---------- Records supplied

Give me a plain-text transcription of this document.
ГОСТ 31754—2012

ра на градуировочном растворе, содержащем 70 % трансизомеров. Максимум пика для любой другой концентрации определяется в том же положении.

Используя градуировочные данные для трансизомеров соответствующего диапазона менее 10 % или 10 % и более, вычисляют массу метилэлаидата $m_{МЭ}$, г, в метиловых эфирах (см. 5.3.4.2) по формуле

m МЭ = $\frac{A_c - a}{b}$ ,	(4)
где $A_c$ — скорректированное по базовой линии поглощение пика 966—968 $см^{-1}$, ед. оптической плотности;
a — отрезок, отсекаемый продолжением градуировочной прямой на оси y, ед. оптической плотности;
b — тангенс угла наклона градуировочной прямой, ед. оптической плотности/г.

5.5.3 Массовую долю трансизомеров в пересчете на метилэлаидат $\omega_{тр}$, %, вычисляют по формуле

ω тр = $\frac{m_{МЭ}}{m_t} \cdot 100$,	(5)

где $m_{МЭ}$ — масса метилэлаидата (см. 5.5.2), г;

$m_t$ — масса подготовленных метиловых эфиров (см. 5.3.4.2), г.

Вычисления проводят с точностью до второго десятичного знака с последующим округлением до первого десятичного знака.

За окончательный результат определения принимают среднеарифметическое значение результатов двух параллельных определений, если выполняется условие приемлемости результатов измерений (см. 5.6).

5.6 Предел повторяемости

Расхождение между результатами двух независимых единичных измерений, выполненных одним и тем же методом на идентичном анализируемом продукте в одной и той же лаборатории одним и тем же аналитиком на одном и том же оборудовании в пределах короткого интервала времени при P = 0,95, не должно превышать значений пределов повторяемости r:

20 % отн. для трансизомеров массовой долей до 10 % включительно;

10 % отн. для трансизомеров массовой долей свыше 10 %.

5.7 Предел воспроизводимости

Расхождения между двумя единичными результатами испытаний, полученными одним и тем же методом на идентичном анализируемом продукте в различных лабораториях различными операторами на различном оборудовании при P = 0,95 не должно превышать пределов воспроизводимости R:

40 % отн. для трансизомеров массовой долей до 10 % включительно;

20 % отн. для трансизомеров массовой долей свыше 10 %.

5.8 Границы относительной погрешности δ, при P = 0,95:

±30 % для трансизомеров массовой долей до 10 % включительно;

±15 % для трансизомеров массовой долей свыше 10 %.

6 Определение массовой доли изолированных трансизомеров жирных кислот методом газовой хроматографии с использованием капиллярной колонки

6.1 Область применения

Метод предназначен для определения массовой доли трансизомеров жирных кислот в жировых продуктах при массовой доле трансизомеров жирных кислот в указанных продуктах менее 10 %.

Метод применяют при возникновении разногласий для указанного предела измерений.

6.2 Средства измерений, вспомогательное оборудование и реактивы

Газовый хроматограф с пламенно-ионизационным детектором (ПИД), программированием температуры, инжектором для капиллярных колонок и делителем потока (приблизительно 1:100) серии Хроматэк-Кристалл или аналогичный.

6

--------------------

### Exercise prompt
Repeat each record in full; every line must match exactly.

### Task response
Give me a plain-text transcription of this document.
ГОСТ 31754—2012

ра на градуировочном растворе, содержащем 70 % трансизомеров. Максимум пика для любой другой концентрации определяется в том же положении.

Используя градуировочные данные для трансизомеров соответствующего диапазона менее 10 % или 10 % и более, вычисляют массу метилэлаидата $m_{МЭ}$, г, в метиловых эфирах (см. 5.3.4.2) по формуле

m МЭ = $\frac{A_c - a}{b}$ ,	(4)
где $A_c$ — скорректированное по базовой линии поглощение пика 966—968 $см^{-1}$, ед. оптической плотности;
a — отрезок, отсекаемый продолжением градуировочной прямой на оси y, ед. оптической плотности;
b — тангенс угла наклона градуировочной прямой, ед. оптической плотности/г.

5.5.3 Массовую долю трансизомеров в пересчете на метилэлаидат $\omega_{тр}$, %, вычисляют по формуле

ω тр = $\frac{m_{МЭ}}{m_t} \cdot 100$,	(5)

где $m_{МЭ}$ — масса метилэлаидата (см. 5.5.2), г;

$m_t$ — масса подготовленных метиловых эфиров (см. 5.3.4.2), г.

Вычисления проводят с точностью до второго десятичного знака с последующим округлением до первого десятичного знака.

За окончательный результат определения принимают среднеарифметическое значение результатов двух параллельных определений, если выполняется условие приемлемости результатов измерений (см. 5.6).

5.6 Предел повторяемости

Расхождение между результатами двух независимых единичных измерений, выполненных одним и тем же методом на идентичном анализируемом продукте в одной и той же лаборатории одним и тем же аналитиком на одном и том же оборудовании в пределах короткого интервала времени при P = 0,95, не должно превышать значений пределов повторяемости r:

20 % отн. для трансизомеров массовой долей до 10 % включительно;

10 % отн. для трансизомеров массовой долей свыше 10 %.

5.7 Предел воспроизводимости

Расхождения между двумя единичными результатами испытаний, полученными одним и тем же методом на идентичном анализируемом продукте в различных лабораториях различными операторами на различном оборудовании при P = 0,95 не должно превышать пределов воспроизводимости R:

40 % отн. для трансизомеров массовой долей до 10 % включительно;

20 % отн. для трансизомеров массовой долей свыше 10 %.

5.8 Границы относительной погрешности δ, при P = 0,95:

±30 % для трансизомеров массовой долей до 10 % включительно;

±15 % для трансизомеров массовой долей свыше 10 %.

6 Определение массовой доли изолированных трансизомеров жирных кислот методом газовой хроматографии с использованием капиллярной колонки

6.1 Область применения

Метод предназначен для определения массовой доли трансизомеров жирных кислот в жировых продуктах при массовой доле трансизомеров жирных кислот в указанных продуктах менее 10 %.

Метод применяют при возникновении разногласий для указанного предела измерений.

6.2 Средства измерений, вспомогательное оборудование и реактивы

Газовый хроматограф с пламенно-ионизационным детектором (ПИД), программированием температуры, инжектором для капиллярных колонок и делителем потока (приблизительно 1:100) серии Хроматэк-Кристалл или аналогичный.

6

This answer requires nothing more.